## Aim of the task
Can you transcribe the data exactly? Leave the pictures out.

## Start

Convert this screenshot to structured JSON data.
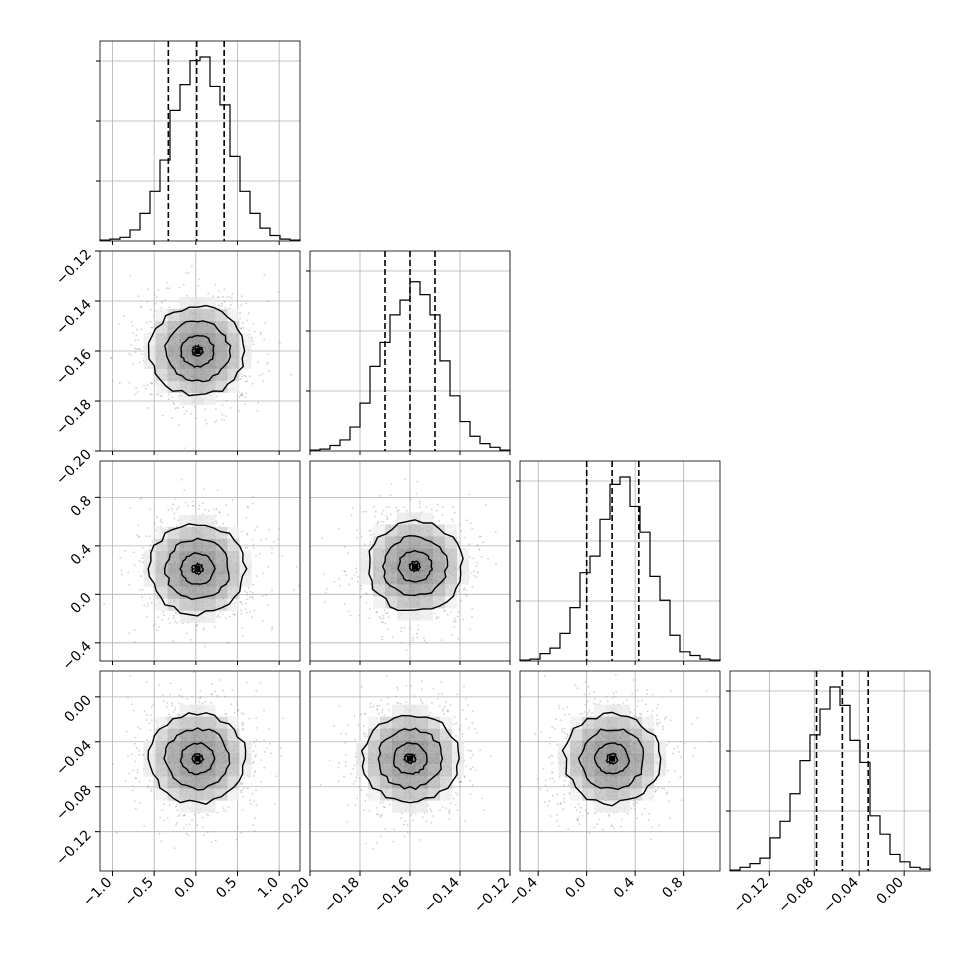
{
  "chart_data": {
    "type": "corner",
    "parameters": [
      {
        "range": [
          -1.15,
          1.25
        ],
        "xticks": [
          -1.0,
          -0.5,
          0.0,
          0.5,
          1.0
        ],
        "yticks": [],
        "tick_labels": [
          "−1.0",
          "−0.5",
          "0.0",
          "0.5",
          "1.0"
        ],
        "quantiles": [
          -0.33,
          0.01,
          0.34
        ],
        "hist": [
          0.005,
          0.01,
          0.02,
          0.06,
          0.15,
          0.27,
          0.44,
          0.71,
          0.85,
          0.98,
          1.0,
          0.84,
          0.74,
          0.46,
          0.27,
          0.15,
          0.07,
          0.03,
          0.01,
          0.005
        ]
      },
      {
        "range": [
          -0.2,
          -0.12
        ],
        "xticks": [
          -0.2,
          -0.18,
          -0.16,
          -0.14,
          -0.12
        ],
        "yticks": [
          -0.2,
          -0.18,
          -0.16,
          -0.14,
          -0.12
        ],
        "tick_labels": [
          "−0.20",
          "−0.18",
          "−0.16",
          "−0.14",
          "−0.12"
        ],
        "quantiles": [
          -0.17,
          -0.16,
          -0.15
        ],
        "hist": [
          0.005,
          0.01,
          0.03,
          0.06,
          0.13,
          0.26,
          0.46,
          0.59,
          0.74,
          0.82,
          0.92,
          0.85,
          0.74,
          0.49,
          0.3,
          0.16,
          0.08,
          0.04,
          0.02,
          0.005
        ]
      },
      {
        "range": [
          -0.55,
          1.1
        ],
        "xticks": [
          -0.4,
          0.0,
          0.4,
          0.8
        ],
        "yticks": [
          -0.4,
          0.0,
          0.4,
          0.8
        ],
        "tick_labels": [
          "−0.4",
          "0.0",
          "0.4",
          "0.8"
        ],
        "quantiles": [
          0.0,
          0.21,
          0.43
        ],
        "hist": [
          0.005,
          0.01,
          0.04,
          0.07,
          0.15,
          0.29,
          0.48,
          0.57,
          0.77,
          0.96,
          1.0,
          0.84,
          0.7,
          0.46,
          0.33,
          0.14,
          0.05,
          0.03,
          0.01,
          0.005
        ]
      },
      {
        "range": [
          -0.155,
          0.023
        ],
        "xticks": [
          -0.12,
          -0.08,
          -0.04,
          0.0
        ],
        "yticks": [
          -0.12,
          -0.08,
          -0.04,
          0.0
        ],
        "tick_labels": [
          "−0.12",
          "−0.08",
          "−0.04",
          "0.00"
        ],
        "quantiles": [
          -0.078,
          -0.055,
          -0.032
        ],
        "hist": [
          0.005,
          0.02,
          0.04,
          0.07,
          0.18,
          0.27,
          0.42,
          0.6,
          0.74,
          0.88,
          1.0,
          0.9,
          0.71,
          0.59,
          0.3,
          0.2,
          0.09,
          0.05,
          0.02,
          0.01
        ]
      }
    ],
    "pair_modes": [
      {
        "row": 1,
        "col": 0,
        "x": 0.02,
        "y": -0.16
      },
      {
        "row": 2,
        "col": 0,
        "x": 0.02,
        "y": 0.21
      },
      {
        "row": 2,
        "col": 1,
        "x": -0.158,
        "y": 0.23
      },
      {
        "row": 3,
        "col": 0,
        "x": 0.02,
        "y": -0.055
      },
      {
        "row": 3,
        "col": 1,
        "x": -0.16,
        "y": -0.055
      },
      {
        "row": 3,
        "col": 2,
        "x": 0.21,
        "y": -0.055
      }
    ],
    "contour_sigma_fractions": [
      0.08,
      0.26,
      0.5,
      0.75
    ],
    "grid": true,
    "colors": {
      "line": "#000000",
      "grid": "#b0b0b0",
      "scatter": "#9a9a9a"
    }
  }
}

## End

## Written response
Convert this screenshot to structured JSON data.
{
  "chart_data": {
    "type": "corner",
    "parameters": [
      {
        "range": [
          -1.15,
          1.25
        ],
        "xticks": [
          -1.0,
          -0.5,
          0.0,
          0.5,
          1.0
        ],
        "yticks": [],
        "tick_labels": [
          "−1.0",
          "−0.5",
          "0.0",
          "0.5",
          "1.0"
        ],
        "quantiles": [
          -0.33,
          0.01,
          0.34
        ],
        "hist": [
          0.005,
          0.01,
          0.02,
          0.06,
          0.15,
          0.27,
          0.44,
          0.71,
          0.85,
          0.98,
          1.0,
          0.84,
          0.74,
          0.46,
          0.27,
          0.15,
          0.07,
          0.03,
          0.01,
          0.005
        ]
      },
      {
        "range": [
          -0.2,
          -0.12
        ],
        "xticks": [
          -0.2,
          -0.18,
          -0.16,
          -0.14,
          -0.12
        ],
        "yticks": [
          -0.2,
          -0.18,
          -0.16,
          -0.14,
          -0.12
        ],
        "tick_labels": [
          "−0.20",
          "−0.18",
          "−0.16",
          "−0.14",
          "−0.12"
        ],
        "quantiles": [
          -0.17,
          -0.16,
          -0.15
        ],
        "hist": [
          0.005,
          0.01,
          0.03,
          0.06,
          0.13,
          0.26,
          0.46,
          0.59,
          0.74,
          0.82,
          0.92,
          0.85,
          0.74,
          0.49,
          0.3,
          0.16,
          0.08,
          0.04,
          0.02,
          0.005
        ]
      },
      {
        "range": [
          -0.55,
          1.1
        ],
        "xticks": [
          -0.4,
          0.0,
          0.4,
          0.8
        ],
        "yticks": [
          -0.4,
          0.0,
          0.4,
          0.8
        ],
        "tick_labels": [
          "−0.4",
          "0.0",
          "0.4",
          "0.8"
        ],
        "quantiles": [
          0.0,
          0.21,
          0.43
        ],
        "hist": [
          0.005,
          0.01,
          0.04,
          0.07,
          0.15,
          0.29,
          0.48,
          0.57,
          0.77,
          0.96,
          1.0,
          0.84,
          0.7,
          0.46,
          0.33,
          0.14,
          0.05,
          0.03,
          0.01,
          0.005
        ]
      },
      {
        "range": [
          -0.155,
          0.023
        ],
        "xticks": [
          -0.12,
          -0.08,
          -0.04,
          0.0
        ],
        "yticks": [
          -0.12,
          -0.08,
          -0.04,
          0.0
        ],
        "tick_labels": [
          "−0.12",
          "−0.08",
          "−0.04",
          "0.00"
        ],
        "quantiles": [
          -0.078,
          -0.055,
          -0.032
        ],
        "hist": [
          0.005,
          0.02,
          0.04,
          0.07,
          0.18,
          0.27,
          0.42,
          0.6,
          0.74,
          0.88,
          1.0,
          0.9,
          0.71,
          0.59,
          0.3,
          0.2,
          0.09,
          0.05,
          0.02,
          0.01
        ]
      }
    ],
    "pair_modes": [
      {
        "row": 1,
        "col": 0,
        "x": 0.02,
        "y": -0.16
      },
      {
        "row": 2,
        "col": 0,
        "x": 0.02,
        "y": 0.21
      },
      {
        "row": 2,
        "col": 1,
        "x": -0.158,
        "y": 0.23
      },
      {
        "row": 3,
        "col": 0,
        "x": 0.02,
        "y": -0.055
      },
      {
        "row": 3,
        "col": 1,
        "x": -0.16,
        "y": -0.055
      },
      {
        "row": 3,
        "col": 2,
        "x": 0.21,
        "y": -0.055
      }
    ],
    "contour_sigma_fractions": [
      0.08,
      0.26,
      0.5,
      0.75
    ],
    "grid": true,
    "colors": {
      "line": "#000000",
      "grid": "#b0b0b0",
      "scatter": "#9a9a9a"
    }
  }
}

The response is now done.